Each line below should be retyped exactly, with no pictures.

Stored records:
--------

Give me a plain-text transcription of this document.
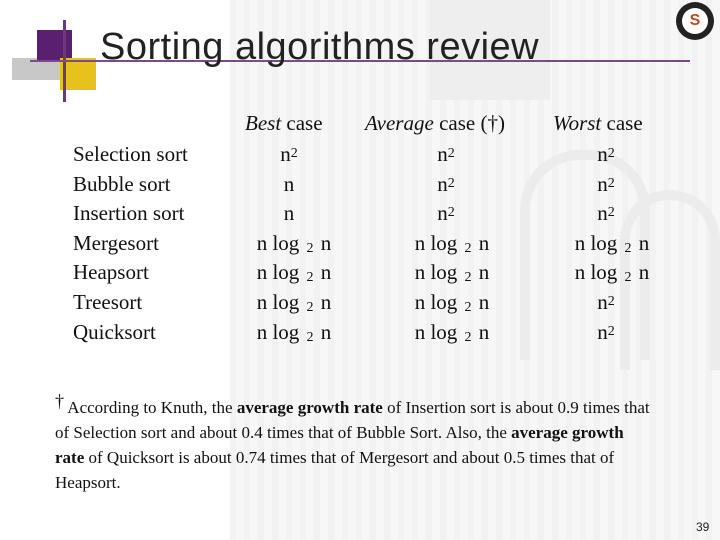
Sorting algorithms review
S
Best case Average case (†) Worst case
Selection sort
Bubble sort
Insertion sort
Mergesort
Heapsort
Treesort
Quicksort
$n^2$
n
n
n log 2 n
n log 2 n
n log 2 n
n log 2 n
$n^2$
$n^2$
$n^2$
n log 2 n
n log 2 n
n log 2 n
n log 2 n
$n^2$
$n^2$
$n^2$
n log 2 n
n log 2 n
$n^2$
$n^2$
† According to Knuth, the average growth rate of Insertion sort is about 0.9 times that of Selection sort and about 0.4 times that of Bubble Sort. Also, the average growth rate of Quicksort is about 0.74 times that of Mergesort and about 0.5 times that of Heapsort.
39
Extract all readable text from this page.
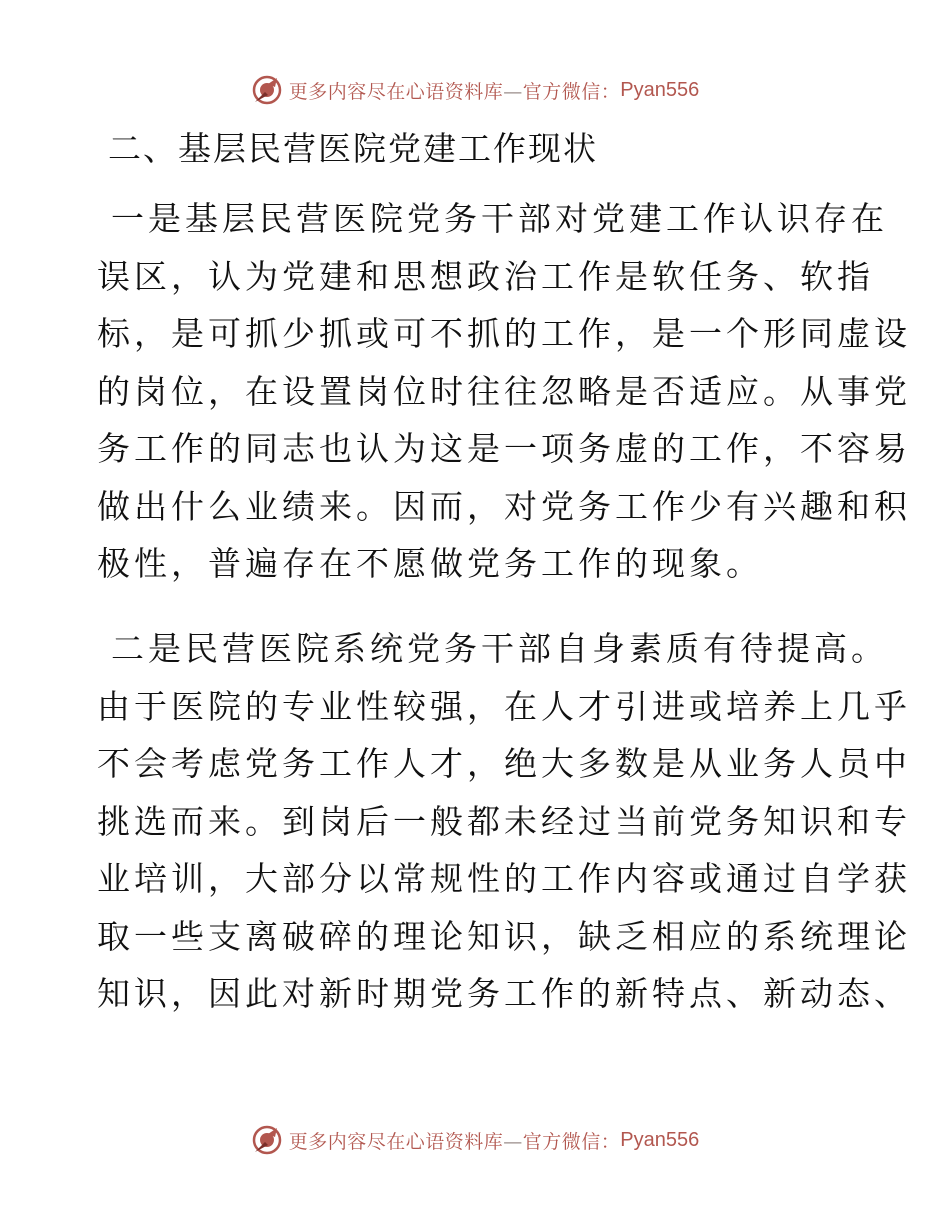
更多内容尽在心语资料库—官方微信： Pyan556
二、基层民营医院党建工作现状
一是基层民营医院党务干部对党建工作认识存在
误区，认为党建和思想政治工作是软任务、软指
标，是可抓少抓或可不抓的工作，是一个形同虚设
的岗位，在设置岗位时往往忽略是否适应。从事党
务工作的同志也认为这是一项务虚的工作，不容易
做出什么业绩来。因而，对党务工作少有兴趣和积
极性，普遍存在不愿做党务工作的现象。
二是民营医院系统党务干部自身素质有待提高。
由于医院的专业性较强，在人才引进或培养上几乎
不会考虑党务工作人才，绝大多数是从业务人员中
挑选而来。到岗后一般都未经过当前党务知识和专
业培训，大部分以常规性的工作内容或通过自学获
取一些支离破碎的理论知识，缺乏相应的系统理论
知识，因此对新时期党务工作的新特点、新动态、
更多内容尽在心语资料库—官方微信： Pyan556
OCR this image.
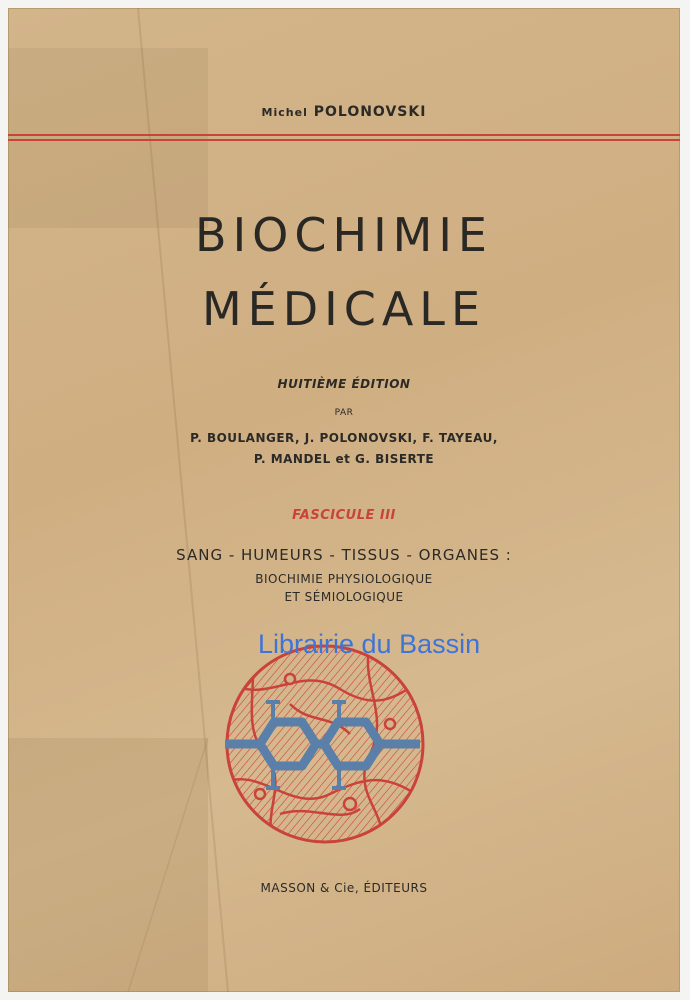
Michel POLONOVSKI
BIOCHIMIE
MÉDICALE
HUITIÈME ÉDITION
PAR
P. BOULANGER, J. POLONOVSKI, F. TAYEAU,
P. MANDEL et G. BISERTE
FASCICULE III
SANG - HUMEURS - TISSUS - ORGANES :
BIOCHIMIE PHYSIOLOGIQUE
ET SÉMIOLOGIQUE
Librairie du Bassin
MASSON & Cie, ÉDITEURS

--------

* [Answer to the exercise]:
Give me a plain-text transcription of this document.
Sorting algorithms review
S
Best case Average case (†) Worst case
Selection sort
Bubble sort
Insertion sort
Mergesort
Heapsort
Treesort
Quicksort
$n^2$
n
n
n log 2 n
n log 2 n
n log 2 n
n log 2 n
$n^2$
$n^2$
$n^2$
n log 2 n
n log 2 n
n log 2 n
n log 2 n
$n^2$
$n^2$
$n^2$
n log 2 n
n log 2 n
$n^2$
$n^2$
† According to Knuth, the average growth rate of Insertion sort is about 0.9 times that of Selection sort and about 0.4 times that of Bubble Sort. Also, the average growth rate of Quicksort is about 0.74 times that of Mergesort and about 0.5 times that of Heapsort.
39
Extract all readable text from this page.
更多内容尽在心语资料库—官方微信： Pyan556
二、基层民营医院党建工作现状
一是基层民营医院党务干部对党建工作认识存在
误区，认为党建和思想政治工作是软任务、软指
标，是可抓少抓或可不抓的工作，是一个形同虚设
的岗位，在设置岗位时往往忽略是否适应。从事党
务工作的同志也认为这是一项务虚的工作，不容易
做出什么业绩来。因而，对党务工作少有兴趣和积
极性，普遍存在不愿做党务工作的现象。
二是民营医院系统党务干部自身素质有待提高。
由于医院的专业性较强，在人才引进或培养上几乎
不会考虑党务工作人才，绝大多数是从业务人员中
挑选而来。到岗后一般都未经过当前党务知识和专
业培训，大部分以常规性的工作内容或通过自学获
取一些支离破碎的理论知识，缺乏相应的系统理论
知识，因此对新时期党务工作的新特点、新动态、
更多内容尽在心语资料库—官方微信： Pyan556
OCR this image.
Michel POLONOVSKI
BIOCHIMIE
MÉDICALE
HUITIÈME ÉDITION
PAR
P. BOULANGER, J. POLONOVSKI, F. TAYEAU,
P. MANDEL et G. BISERTE
FASCICULE III
SANG - HUMEURS - TISSUS - ORGANES :
BIOCHIMIE PHYSIOLOGIQUE
ET SÉMIOLOGIQUE
Librairie du Bassin
MASSON & Cie, ÉDITEURS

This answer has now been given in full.